> [Prompt]
Return the part of the material that opens with the line containing "svg-text:71: 71 [18,355,38,376]" and closes with the line containing "svg-text:74: 74 [18,225,39,246]", copying each line exactly.

> [Extracted entries]
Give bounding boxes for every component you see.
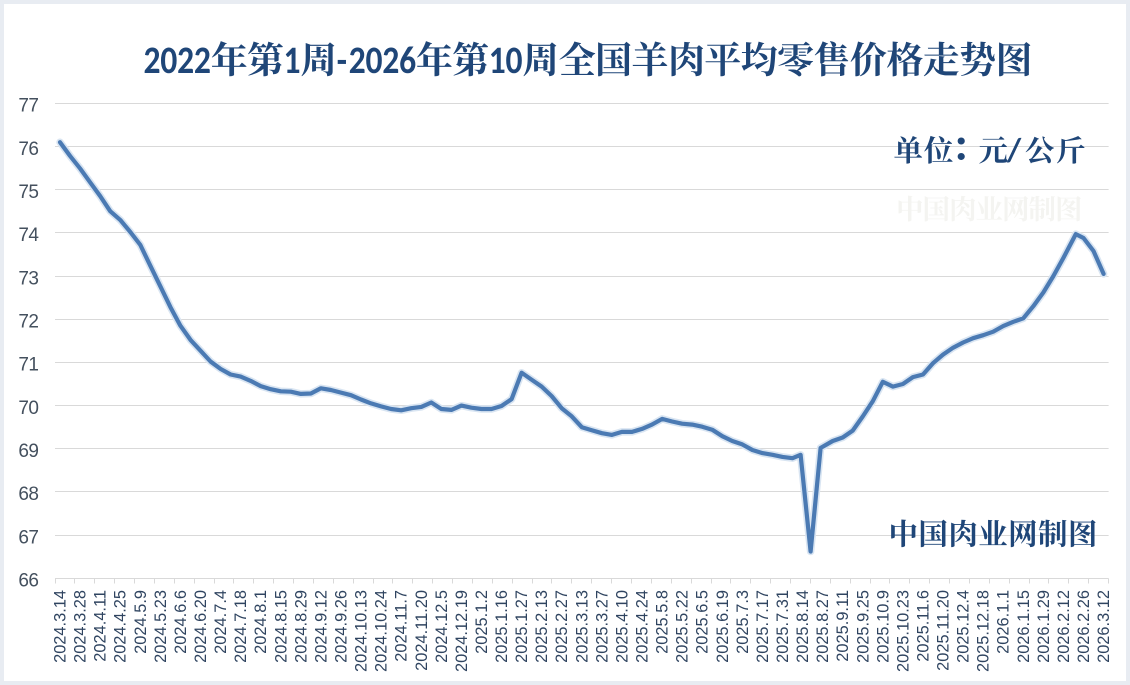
svg-text:71: 71 [18,355,38,376]
svg-text:2025.9.25: 2025.9.25 [854,590,872,663]
svg-text:2025.6.5: 2025.6.5 [694,590,712,654]
svg-text:2024.6.6: 2024.6.6 [172,590,190,654]
svg-text:2025.1.27: 2025.1.27 [513,590,531,663]
svg-text:67: 67 [18,527,38,548]
svg-text:2024.4.11: 2024.4.11 [92,590,110,662]
svg-text:2025.12.18: 2025.12.18 [975,590,993,672]
svg-text:2024.6.20: 2024.6.20 [192,590,210,663]
svg-text:73: 73 [18,268,38,289]
svg-text:2024.8.1: 2024.8.1 [252,590,270,654]
svg-text:2025.8.27: 2025.8.27 [814,590,832,663]
svg-text:2025.5.8: 2025.5.8 [654,590,672,654]
svg-text:2026.1.1: 2026.1.1 [995,590,1013,654]
svg-text:70: 70 [18,398,38,419]
svg-text:2025.3.13: 2025.3.13 [573,590,591,663]
svg-text:2024.7.4: 2024.7.4 [212,590,230,654]
svg-text:2025.7.17: 2025.7.17 [754,590,772,663]
svg-text:2024.12.19: 2024.12.19 [453,590,471,672]
svg-text:2025.9.11: 2025.9.11 [834,590,852,662]
svg-text:2024.5.9: 2024.5.9 [132,590,150,654]
svg-text:2024.12.5: 2024.12.5 [433,590,451,663]
svg-text:2025.3.27: 2025.3.27 [593,590,611,663]
svg-text:2025.10.9: 2025.10.9 [874,590,892,663]
svg-text:2026.3.12: 2026.3.12 [1095,590,1113,663]
svg-text:2025.4.24: 2025.4.24 [634,590,652,663]
svg-text:2025.6.19: 2025.6.19 [714,590,732,663]
svg-text:68: 68 [18,484,38,505]
svg-text:74: 74 [18,225,39,246]
svg-text:2024.10.24: 2024.10.24 [373,590,391,672]
svg-text:2025.4.10: 2025.4.10 [613,590,631,663]
svg-text:2024.8.29: 2024.8.29 [292,590,310,663]
svg-text:2025.11.6: 2025.11.6 [915,590,933,662]
svg-text:2026.2.12: 2026.2.12 [1055,590,1073,663]
svg-text:76: 76 [18,139,38,160]
svg-text:2026.1.15: 2026.1.15 [1015,590,1033,663]
svg-text:72: 72 [18,312,38,333]
svg-text:2024.11.20: 2024.11.20 [413,590,431,671]
svg-text:2024.4.25: 2024.4.25 [112,590,130,663]
svg-text:2025.7.31: 2025.7.31 [774,590,792,663]
svg-text:2025.5.22: 2025.5.22 [674,590,692,663]
svg-text:2024.9.12: 2024.9.12 [312,590,330,663]
svg-text:2024.5.23: 2024.5.23 [152,590,170,663]
svg-text:2025.11.20: 2025.11.20 [935,590,953,671]
svg-text:2024.7.18: 2024.7.18 [232,590,250,663]
svg-text:2024.8.15: 2024.8.15 [272,590,290,663]
svg-text:66: 66 [18,571,38,592]
svg-text:2025.7.3: 2025.7.3 [734,590,752,654]
svg-text:2024.10.13: 2024.10.13 [353,590,371,672]
svg-text:69: 69 [18,441,38,462]
svg-text:2025.10.23: 2025.10.23 [894,590,912,672]
svg-text:2024.9.26: 2024.9.26 [333,590,351,663]
svg-text:2024.3.28: 2024.3.28 [72,590,90,663]
svg-text:2024.3.14: 2024.3.14 [52,590,70,663]
svg-text:2025.8.14: 2025.8.14 [794,590,812,663]
svg-text:2025.12.4: 2025.12.4 [955,590,973,663]
svg-text:2026.1.29: 2026.1.29 [1035,590,1053,663]
svg-text:2026.2.26: 2026.2.26 [1075,590,1093,663]
svg-text:2025.2.13: 2025.2.13 [533,590,551,663]
svg-text:2024.11.7: 2024.11.7 [393,590,411,662]
svg-text:2025.2.27: 2025.2.27 [553,590,571,663]
svg-text:2025.1.16: 2025.1.16 [493,590,511,663]
svg-text:75: 75 [18,182,38,203]
svg-text:77: 77 [18,96,38,117]
svg-text:2025.1.2: 2025.1.2 [473,590,491,654]
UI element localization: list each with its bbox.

> [Exercise answer]
svg-text:71: 71 [18,355,38,376]
svg-text:2025.9.25: 2025.9.25 [854,590,872,663]
svg-text:2025.6.5: 2025.6.5 [694,590,712,654]
svg-text:2024.6.6: 2024.6.6 [172,590,190,654]
svg-text:2025.1.27: 2025.1.27 [513,590,531,663]
svg-text:67: 67 [18,527,38,548]
svg-text:2024.4.11: 2024.4.11 [92,590,110,662]
svg-text:2025.12.18: 2025.12.18 [975,590,993,672]
svg-text:2024.6.20: 2024.6.20 [192,590,210,663]
svg-text:73: 73 [18,268,38,289]
svg-text:2024.8.1: 2024.8.1 [252,590,270,654]
svg-text:2025.8.27: 2025.8.27 [814,590,832,663]
svg-text:2025.5.8: 2025.5.8 [654,590,672,654]
svg-text:2026.1.1: 2026.1.1 [995,590,1013,654]
svg-text:70: 70 [18,398,38,419]
svg-text:2025.3.13: 2025.3.13 [573,590,591,663]
svg-text:2024.7.4: 2024.7.4 [212,590,230,654]
svg-text:2025.7.17: 2025.7.17 [754,590,772,663]
svg-text:2024.12.19: 2024.12.19 [453,590,471,672]
svg-text:2025.9.11: 2025.9.11 [834,590,852,662]
svg-text:2024.5.9: 2024.5.9 [132,590,150,654]
svg-text:2024.12.5: 2024.12.5 [433,590,451,663]
svg-text:2025.3.27: 2025.3.27 [593,590,611,663]
svg-text:2025.10.9: 2025.10.9 [874,590,892,663]
svg-text:2026.3.12: 2026.3.12 [1095,590,1113,663]
svg-text:2025.4.24: 2025.4.24 [634,590,652,663]
svg-text:2025.6.19: 2025.6.19 [714,590,732,663]
svg-text:68: 68 [18,484,38,505]
svg-text:74: 74 [18,225,39,246]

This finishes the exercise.